## Your assignment
Each record that follows is to be output in full, precisely as written.

## Input material
********************
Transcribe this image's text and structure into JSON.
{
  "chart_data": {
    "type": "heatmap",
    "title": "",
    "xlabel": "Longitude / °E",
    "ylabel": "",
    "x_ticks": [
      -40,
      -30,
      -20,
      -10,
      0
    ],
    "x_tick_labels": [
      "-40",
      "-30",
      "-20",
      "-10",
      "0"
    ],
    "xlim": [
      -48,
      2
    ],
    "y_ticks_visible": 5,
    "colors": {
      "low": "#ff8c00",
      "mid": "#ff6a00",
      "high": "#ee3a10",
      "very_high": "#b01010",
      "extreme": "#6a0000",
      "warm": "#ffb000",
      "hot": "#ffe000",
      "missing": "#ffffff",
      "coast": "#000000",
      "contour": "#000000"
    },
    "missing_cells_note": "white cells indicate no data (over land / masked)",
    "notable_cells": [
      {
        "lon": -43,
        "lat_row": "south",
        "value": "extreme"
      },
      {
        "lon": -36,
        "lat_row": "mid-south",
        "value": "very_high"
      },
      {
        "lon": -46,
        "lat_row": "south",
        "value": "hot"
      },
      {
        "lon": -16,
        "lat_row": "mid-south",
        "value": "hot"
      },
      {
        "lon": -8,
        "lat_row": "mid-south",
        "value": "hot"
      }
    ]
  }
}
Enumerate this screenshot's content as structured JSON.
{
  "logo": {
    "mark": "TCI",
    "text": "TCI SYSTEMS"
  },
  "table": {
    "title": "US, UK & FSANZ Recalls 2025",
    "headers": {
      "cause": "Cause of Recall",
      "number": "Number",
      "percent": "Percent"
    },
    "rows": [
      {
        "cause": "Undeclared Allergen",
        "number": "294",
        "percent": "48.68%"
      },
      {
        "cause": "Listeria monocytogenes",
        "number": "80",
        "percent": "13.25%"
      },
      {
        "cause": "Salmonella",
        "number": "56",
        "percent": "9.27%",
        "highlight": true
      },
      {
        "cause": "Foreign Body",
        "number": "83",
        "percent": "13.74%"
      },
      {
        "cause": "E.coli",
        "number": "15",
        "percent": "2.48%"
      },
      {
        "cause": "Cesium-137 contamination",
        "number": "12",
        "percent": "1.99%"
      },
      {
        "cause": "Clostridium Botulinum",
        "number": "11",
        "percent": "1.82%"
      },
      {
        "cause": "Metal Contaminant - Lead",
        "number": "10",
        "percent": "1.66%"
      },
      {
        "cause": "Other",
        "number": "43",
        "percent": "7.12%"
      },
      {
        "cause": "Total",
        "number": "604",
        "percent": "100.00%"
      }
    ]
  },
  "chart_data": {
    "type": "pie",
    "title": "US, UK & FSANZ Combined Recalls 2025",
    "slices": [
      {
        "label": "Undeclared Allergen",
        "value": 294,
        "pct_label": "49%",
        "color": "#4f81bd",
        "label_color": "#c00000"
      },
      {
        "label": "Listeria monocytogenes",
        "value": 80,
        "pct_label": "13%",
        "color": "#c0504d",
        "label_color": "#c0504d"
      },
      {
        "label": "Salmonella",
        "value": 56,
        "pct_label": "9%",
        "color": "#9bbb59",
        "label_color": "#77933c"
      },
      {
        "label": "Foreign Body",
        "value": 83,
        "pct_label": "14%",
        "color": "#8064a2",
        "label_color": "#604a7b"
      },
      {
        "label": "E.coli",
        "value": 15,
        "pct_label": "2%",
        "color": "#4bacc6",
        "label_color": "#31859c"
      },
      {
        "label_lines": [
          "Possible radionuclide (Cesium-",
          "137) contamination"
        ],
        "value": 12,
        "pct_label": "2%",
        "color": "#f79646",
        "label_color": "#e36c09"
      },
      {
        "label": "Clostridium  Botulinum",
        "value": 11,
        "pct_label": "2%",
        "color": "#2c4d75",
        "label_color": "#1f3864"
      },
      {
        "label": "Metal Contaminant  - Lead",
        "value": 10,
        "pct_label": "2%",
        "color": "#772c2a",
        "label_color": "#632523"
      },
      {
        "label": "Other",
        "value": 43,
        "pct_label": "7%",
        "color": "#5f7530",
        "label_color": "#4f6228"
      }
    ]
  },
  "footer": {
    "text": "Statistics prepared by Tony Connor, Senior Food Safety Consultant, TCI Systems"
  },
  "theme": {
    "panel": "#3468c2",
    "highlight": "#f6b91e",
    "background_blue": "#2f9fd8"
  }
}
********************
## Task result
Transcribe this image's text and structure into JSON.
{
  "chart_data": {
    "type": "heatmap",
    "title": "",
    "xlabel": "Longitude / °E",
    "ylabel": "",
    "x_ticks": [
      -40,
      -30,
      -20,
      -10,
      0
    ],
    "x_tick_labels": [
      "-40",
      "-30",
      "-20",
      "-10",
      "0"
    ],
    "xlim": [
      -48,
      2
    ],
    "y_ticks_visible": 5,
    "colors": {
      "low": "#ff8c00",
      "mid": "#ff6a00",
      "high": "#ee3a10",
      "very_high": "#b01010",
      "extreme": "#6a0000",
      "warm": "#ffb000",
      "hot": "#ffe000",
      "missing": "#ffffff",
      "coast": "#000000",
      "contour": "#000000"
    },
    "missing_cells_note": "white cells indicate no data (over land / masked)",
    "notable_cells": [
      {
        "lon": -43,
        "lat_row": "south",
        "value": "extreme"
      },
      {
        "lon": -36,
        "lat_row": "mid-south",
        "value": "very_high"
      },
      {
        "lon": -46,
        "lat_row": "south",
        "value": "hot"
      },
      {
        "lon": -16,
        "lat_row": "mid-south",
        "value": "hot"
      },
      {
        "lon": -8,
        "lat_row": "mid-south",
        "value": "hot"
      }
    ]
  }
}
Enumerate this screenshot's content as structured JSON.
{
  "logo": {
    "mark": "TCI",
    "text": "TCI SYSTEMS"
  },
  "table": {
    "title": "US, UK & FSANZ Recalls 2025",
    "headers": {
      "cause": "Cause of Recall",
      "number": "Number",
      "percent": "Percent"
    },
    "rows": [
      {
        "cause": "Undeclared Allergen",
        "number": "294",
        "percent": "48.68%"
      },
      {
        "cause": "Listeria monocytogenes",
        "number": "80",
        "percent": "13.25%"
      },
      {
        "cause": "Salmonella",
        "number": "56",
        "percent": "9.27%",
        "highlight": true
      },
      {
        "cause": "Foreign Body",
        "number": "83",
        "percent": "13.74%"
      },
      {
        "cause": "E.coli",
        "number": "15",
        "percent": "2.48%"
      },
      {
        "cause": "Cesium-137 contamination",
        "number": "12",
        "percent": "1.99%"
      },
      {
        "cause": "Clostridium Botulinum",
        "number": "11",
        "percent": "1.82%"
      },
      {
        "cause": "Metal Contaminant - Lead",
        "number": "10",
        "percent": "1.66%"
      },
      {
        "cause": "Other",
        "number": "43",
        "percent": "7.12%"
      },
      {
        "cause": "Total",
        "number": "604",
        "percent": "100.00%"
      }
    ]
  },
  "chart_data": {
    "type": "pie",
    "title": "US, UK & FSANZ Combined Recalls 2025",
    "slices": [
      {
        "label": "Undeclared Allergen",
        "value": 294,
        "pct_label": "49%",
        "color": "#4f81bd",
        "label_color": "#c00000"
      },
      {
        "label": "Listeria monocytogenes",
        "value": 80,
        "pct_label": "13%",
        "color": "#c0504d",
        "label_color": "#c0504d"
      },
      {
        "label": "Salmonella",
        "value": 56,
        "pct_label": "9%",
        "color": "#9bbb59",
        "label_color": "#77933c"
      },
      {
        "label": "Foreign Body",
        "value": 83,
        "pct_label": "14%",
        "color": "#8064a2",
        "label_color": "#604a7b"
      },
      {
        "label": "E.coli",
        "value": 15,
        "pct_label": "2%",
        "color": "#4bacc6",
        "label_color": "#31859c"
      },
      {
        "label_lines": [
          "Possible radionuclide (Cesium-",
          "137) contamination"
        ],
        "value": 12,
        "pct_label": "2%",
        "color": "#f79646",
        "label_color": "#e36c09"
      },
      {
        "label": "Clostridium  Botulinum",
        "value": 11,
        "pct_label": "2%",
        "color": "#2c4d75",
        "label_color": "#1f3864"
      },
      {
        "label": "Metal Contaminant  - Lead",
        "value": 10,
        "pct_label": "2%",
        "color": "#772c2a",
        "label_color": "#632523"
      },
      {
        "label": "Other",
        "value": 43,
        "pct_label": "7%",
        "color": "#5f7530",
        "label_color": "#4f6228"
      }
    ]
  },
  "footer": {
    "text": "Statistics prepared by Tony Connor, Senior Food Safety Consultant, TCI Systems"
  },
  "theme": {
    "panel": "#3468c2",
    "highlight": "#f6b91e",
    "background_blue": "#2f9fd8"
  }
}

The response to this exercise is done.